OBJECTIVE —
Omit the images, then output each of the records below exactly.

RECORDS FOR THE TASK —
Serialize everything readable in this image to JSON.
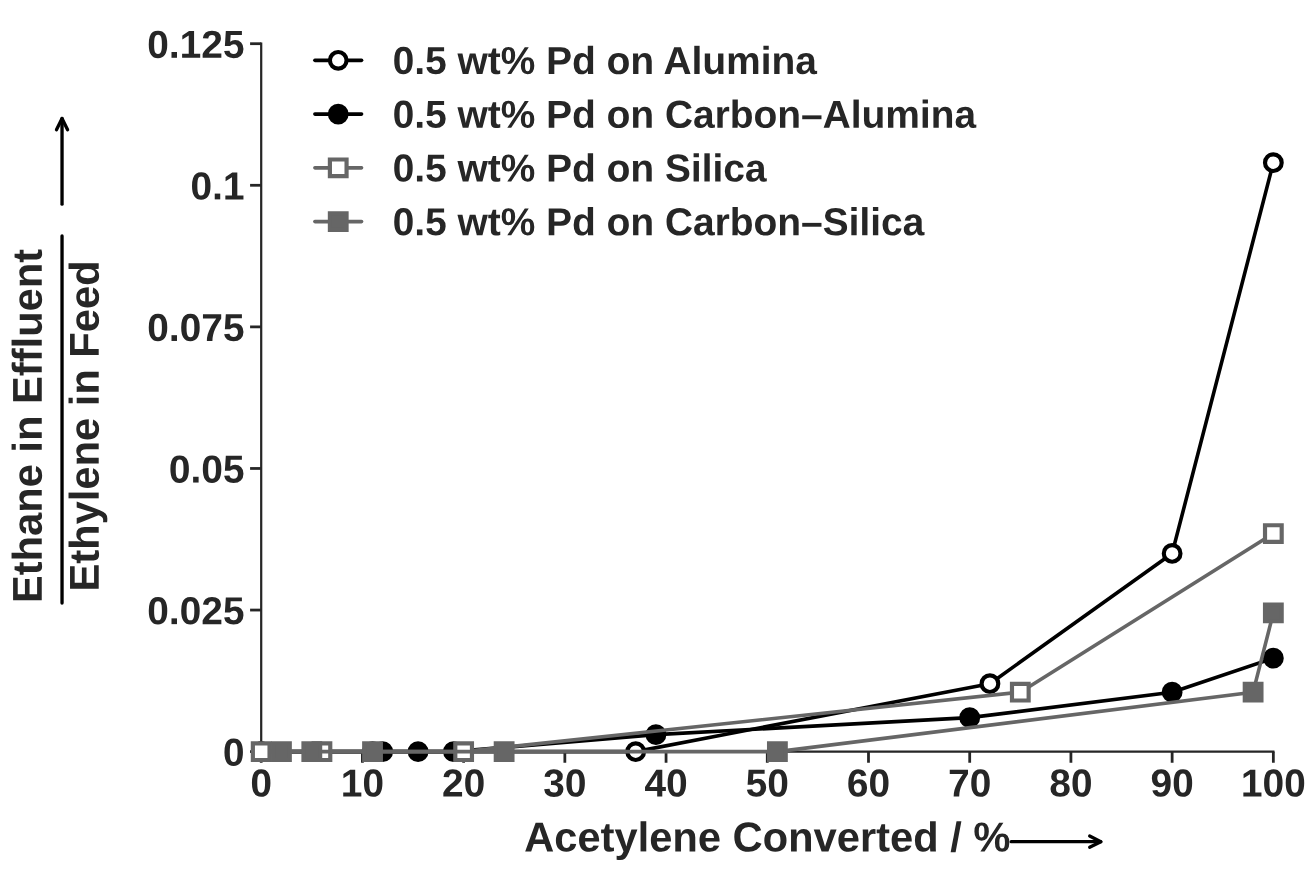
{
  "chart_data": {
    "type": "line",
    "xlabel": "Acetylene Converted / %",
    "ylabel": "Ethane in Effluent\nEthylene in Feed",
    "xlim": [
      0,
      100
    ],
    "xticks": [
      0,
      10,
      20,
      30,
      40,
      50,
      60,
      70,
      80,
      90,
      100
    ],
    "ylim": [
      0,
      0.125
    ],
    "yticks": [
      0,
      0.025,
      0.05,
      0.075,
      0.1,
      0.125
    ],
    "grid": false,
    "legend": "top left",
    "line_style": "solid",
    "series": [
      {
        "name": "0.5 wt% Pd on Alumina",
        "color": "#000000",
        "marker": "circle",
        "x": [
          0,
          11,
          37,
          72,
          90,
          100
        ],
        "values": [
          0,
          0,
          0,
          0.012,
          0.035,
          0.104
        ]
      },
      {
        "name": "0.5 wt% Pd on Carbon–Alumina",
        "color": "#000000",
        "marker": "circle",
        "x": [
          0,
          12,
          15.5,
          19,
          39,
          70,
          90,
          100
        ],
        "values": [
          0,
          0,
          0,
          0,
          0.003,
          0.006,
          0.0105,
          0.0165
        ]
      },
      {
        "name": "0.5 wt% Pd on Silica",
        "color": "#666666",
        "marker": "square",
        "x": [
          0,
          6,
          20,
          75,
          100
        ],
        "values": [
          0,
          0,
          0,
          0.0105,
          0.0385
        ]
      },
      {
        "name": "0.5 wt% Pd on Carbon–Silica",
        "color": "#666666",
        "marker": "square",
        "x": [
          2,
          5,
          11,
          24,
          51,
          98,
          100
        ],
        "values": [
          0,
          0,
          0,
          0,
          0,
          0.0105,
          0.0245
        ]
      }
    ]
  }
}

RESPONSE FOR THIS EXERCISE —
Serialize everything readable in this image to JSON.
{
  "chart_data": {
    "type": "line",
    "xlabel": "Acetylene Converted / %",
    "ylabel": "Ethane in Effluent\nEthylene in Feed",
    "xlim": [
      0,
      100
    ],
    "xticks": [
      0,
      10,
      20,
      30,
      40,
      50,
      60,
      70,
      80,
      90,
      100
    ],
    "ylim": [
      0,
      0.125
    ],
    "yticks": [
      0,
      0.025,
      0.05,
      0.075,
      0.1,
      0.125
    ],
    "grid": false,
    "legend": "top left",
    "line_style": "solid",
    "series": [
      {
        "name": "0.5 wt% Pd on Alumina",
        "color": "#000000",
        "marker": "circle",
        "x": [
          0,
          11,
          37,
          72,
          90,
          100
        ],
        "values": [
          0,
          0,
          0,
          0.012,
          0.035,
          0.104
        ]
      },
      {
        "name": "0.5 wt% Pd on Carbon–Alumina",
        "color": "#000000",
        "marker": "circle",
        "x": [
          0,
          12,
          15.5,
          19,
          39,
          70,
          90,
          100
        ],
        "values": [
          0,
          0,
          0,
          0,
          0.003,
          0.006,
          0.0105,
          0.0165
        ]
      },
      {
        "name": "0.5 wt% Pd on Silica",
        "color": "#666666",
        "marker": "square",
        "x": [
          0,
          6,
          20,
          75,
          100
        ],
        "values": [
          0,
          0,
          0,
          0.0105,
          0.0385
        ]
      },
      {
        "name": "0.5 wt% Pd on Carbon–Silica",
        "color": "#666666",
        "marker": "square",
        "x": [
          2,
          5,
          11,
          24,
          51,
          98,
          100
        ],
        "values": [
          0,
          0,
          0,
          0,
          0,
          0.0105,
          0.0245
        ]
      }
    ]
  }
}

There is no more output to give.